*Task details*
Reproduce the rows below without any change, starting with the first line and ending with the line that contains "notice-body: Diagnostic and", including both of those lines.

Element and region data:
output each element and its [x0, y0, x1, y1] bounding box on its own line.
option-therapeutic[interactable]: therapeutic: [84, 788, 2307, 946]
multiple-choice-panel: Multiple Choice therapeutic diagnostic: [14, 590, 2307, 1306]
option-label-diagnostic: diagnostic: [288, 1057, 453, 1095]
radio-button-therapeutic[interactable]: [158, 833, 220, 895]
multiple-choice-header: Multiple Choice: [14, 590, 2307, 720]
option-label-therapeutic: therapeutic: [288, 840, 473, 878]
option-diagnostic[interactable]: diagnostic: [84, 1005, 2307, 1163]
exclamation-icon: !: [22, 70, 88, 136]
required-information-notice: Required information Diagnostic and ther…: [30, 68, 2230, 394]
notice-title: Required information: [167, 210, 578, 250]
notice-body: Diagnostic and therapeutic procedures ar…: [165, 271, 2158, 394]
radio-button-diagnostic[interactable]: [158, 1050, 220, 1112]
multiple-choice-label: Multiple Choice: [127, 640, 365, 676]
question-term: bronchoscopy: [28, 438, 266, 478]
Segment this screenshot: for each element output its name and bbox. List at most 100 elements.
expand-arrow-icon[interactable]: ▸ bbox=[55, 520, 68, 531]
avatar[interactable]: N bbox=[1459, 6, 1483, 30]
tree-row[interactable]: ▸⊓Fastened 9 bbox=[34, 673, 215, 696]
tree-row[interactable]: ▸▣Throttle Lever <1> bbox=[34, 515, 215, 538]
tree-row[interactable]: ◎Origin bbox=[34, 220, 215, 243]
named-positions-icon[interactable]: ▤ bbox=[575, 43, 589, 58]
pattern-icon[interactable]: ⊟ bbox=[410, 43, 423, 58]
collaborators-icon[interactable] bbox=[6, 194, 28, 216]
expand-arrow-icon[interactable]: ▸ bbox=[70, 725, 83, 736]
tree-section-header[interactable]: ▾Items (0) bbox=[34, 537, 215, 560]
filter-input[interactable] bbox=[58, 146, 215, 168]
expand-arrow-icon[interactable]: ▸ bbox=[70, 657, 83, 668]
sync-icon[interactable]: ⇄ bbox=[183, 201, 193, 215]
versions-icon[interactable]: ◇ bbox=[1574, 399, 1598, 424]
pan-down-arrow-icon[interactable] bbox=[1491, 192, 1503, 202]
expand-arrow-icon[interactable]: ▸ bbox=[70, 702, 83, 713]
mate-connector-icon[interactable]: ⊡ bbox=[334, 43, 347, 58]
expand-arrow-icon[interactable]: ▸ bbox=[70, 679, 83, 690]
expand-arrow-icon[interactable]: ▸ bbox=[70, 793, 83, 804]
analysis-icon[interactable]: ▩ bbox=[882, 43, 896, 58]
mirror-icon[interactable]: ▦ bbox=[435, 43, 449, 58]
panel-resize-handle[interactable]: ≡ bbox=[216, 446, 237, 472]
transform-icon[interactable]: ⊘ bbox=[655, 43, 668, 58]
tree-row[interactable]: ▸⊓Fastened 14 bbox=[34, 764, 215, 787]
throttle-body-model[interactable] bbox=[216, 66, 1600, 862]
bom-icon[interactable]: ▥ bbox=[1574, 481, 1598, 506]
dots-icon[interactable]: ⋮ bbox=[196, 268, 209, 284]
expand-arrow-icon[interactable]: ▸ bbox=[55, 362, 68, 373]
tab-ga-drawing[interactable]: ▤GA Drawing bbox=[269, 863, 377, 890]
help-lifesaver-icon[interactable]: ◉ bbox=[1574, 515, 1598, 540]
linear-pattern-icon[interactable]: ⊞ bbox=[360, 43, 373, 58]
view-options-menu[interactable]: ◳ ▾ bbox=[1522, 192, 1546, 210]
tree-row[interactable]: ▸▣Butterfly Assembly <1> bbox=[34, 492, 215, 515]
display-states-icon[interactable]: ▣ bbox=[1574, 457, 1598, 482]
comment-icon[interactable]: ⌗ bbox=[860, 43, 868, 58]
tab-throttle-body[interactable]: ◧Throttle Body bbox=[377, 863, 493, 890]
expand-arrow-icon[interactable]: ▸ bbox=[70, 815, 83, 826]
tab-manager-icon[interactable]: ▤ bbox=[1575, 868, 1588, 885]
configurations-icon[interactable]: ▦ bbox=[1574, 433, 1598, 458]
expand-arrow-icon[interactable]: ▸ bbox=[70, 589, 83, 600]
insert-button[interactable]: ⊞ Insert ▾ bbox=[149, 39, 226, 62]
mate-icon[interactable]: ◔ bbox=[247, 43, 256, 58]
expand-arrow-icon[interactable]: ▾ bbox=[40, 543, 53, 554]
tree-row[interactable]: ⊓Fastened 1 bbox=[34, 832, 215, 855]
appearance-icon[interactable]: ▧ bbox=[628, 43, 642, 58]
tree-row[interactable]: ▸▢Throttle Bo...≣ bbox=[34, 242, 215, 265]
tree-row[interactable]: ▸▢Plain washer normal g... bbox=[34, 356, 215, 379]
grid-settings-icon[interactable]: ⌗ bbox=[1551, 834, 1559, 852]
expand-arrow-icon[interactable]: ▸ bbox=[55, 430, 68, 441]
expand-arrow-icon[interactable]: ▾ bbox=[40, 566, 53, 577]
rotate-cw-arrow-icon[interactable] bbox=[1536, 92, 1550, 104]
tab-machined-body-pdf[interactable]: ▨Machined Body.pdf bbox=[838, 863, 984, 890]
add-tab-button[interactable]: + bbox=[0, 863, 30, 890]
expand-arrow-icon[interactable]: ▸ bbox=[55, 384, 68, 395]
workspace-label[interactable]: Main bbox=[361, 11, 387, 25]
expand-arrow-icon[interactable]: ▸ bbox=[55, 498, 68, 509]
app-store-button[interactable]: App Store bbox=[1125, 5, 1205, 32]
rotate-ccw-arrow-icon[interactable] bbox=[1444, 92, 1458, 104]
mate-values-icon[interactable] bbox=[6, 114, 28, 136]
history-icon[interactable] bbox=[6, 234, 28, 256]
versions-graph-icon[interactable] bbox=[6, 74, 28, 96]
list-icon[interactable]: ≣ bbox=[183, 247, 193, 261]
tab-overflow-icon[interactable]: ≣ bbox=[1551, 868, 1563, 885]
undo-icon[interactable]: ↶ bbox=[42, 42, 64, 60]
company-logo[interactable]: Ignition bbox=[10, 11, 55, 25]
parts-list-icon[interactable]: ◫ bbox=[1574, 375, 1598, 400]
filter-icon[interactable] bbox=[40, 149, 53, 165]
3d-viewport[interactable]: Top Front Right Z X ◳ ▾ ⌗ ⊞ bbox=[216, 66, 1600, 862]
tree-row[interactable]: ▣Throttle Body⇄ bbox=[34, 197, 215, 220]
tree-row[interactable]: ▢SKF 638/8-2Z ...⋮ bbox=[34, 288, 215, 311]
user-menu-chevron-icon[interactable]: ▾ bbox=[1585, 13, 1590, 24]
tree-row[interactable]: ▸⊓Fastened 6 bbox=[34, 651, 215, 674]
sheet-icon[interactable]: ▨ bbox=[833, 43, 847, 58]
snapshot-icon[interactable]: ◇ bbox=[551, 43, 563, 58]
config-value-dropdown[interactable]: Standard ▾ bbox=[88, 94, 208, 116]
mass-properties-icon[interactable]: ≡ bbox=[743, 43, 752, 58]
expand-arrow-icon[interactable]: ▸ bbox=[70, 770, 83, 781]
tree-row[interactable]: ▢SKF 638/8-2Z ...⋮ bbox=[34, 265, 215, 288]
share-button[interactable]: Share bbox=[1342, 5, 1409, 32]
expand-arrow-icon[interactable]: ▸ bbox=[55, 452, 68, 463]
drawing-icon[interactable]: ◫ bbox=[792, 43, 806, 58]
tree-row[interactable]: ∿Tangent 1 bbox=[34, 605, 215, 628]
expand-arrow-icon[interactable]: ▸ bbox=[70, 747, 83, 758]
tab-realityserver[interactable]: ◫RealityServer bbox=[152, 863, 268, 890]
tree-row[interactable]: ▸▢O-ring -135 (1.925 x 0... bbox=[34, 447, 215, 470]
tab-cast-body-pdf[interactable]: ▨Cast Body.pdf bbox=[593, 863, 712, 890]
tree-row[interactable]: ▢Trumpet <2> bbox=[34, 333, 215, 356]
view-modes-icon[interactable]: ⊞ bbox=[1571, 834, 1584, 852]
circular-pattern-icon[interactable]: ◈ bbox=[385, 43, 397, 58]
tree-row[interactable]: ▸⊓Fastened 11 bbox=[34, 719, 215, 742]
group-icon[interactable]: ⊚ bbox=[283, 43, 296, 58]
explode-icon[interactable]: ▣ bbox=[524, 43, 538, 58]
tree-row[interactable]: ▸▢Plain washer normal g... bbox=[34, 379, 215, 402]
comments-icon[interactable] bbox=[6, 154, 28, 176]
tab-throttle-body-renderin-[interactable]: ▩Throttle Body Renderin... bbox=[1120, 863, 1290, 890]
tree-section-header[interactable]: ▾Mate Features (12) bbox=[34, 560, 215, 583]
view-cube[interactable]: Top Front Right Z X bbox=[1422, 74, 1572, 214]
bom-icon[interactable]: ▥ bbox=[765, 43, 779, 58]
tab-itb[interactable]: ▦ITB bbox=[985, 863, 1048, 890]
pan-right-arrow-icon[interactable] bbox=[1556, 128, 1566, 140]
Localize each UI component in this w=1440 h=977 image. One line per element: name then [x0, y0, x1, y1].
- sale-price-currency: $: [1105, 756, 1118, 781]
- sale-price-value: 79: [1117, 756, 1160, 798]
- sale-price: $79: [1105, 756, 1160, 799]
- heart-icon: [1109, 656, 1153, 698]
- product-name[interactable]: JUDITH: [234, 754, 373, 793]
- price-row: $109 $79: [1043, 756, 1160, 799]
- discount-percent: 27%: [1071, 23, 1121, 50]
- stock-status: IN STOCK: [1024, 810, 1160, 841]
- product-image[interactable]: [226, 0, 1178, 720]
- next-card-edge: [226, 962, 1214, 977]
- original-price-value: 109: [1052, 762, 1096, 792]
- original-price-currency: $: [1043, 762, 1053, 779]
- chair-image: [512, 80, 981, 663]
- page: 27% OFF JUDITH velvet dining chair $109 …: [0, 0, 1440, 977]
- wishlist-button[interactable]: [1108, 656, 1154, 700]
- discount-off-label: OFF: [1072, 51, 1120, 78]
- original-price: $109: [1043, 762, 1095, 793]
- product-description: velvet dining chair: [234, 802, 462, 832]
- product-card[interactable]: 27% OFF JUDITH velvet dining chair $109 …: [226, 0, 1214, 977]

*Result*
output each element and its [x0, y0, x1, y1] bounding box on its own line.
option-therapeutic[interactable]: therapeutic: [84, 788, 2307, 946]
multiple-choice-panel: Multiple Choice therapeutic diagnostic: [14, 590, 2307, 1306]
option-label-diagnostic: diagnostic: [288, 1057, 453, 1095]
radio-button-therapeutic[interactable]: [158, 833, 220, 895]
multiple-choice-header: Multiple Choice: [14, 590, 2307, 720]
option-label-therapeutic: therapeutic: [288, 840, 473, 878]
option-diagnostic[interactable]: diagnostic: [84, 1005, 2307, 1163]
exclamation-icon: !: [22, 70, 88, 136]
required-information-notice: Required information Diagnostic and ther…: [30, 68, 2230, 394]
notice-title: Required information: [167, 210, 578, 250]
notice-body: Diagnostic and therapeutic procedures ar…: [165, 271, 2158, 394]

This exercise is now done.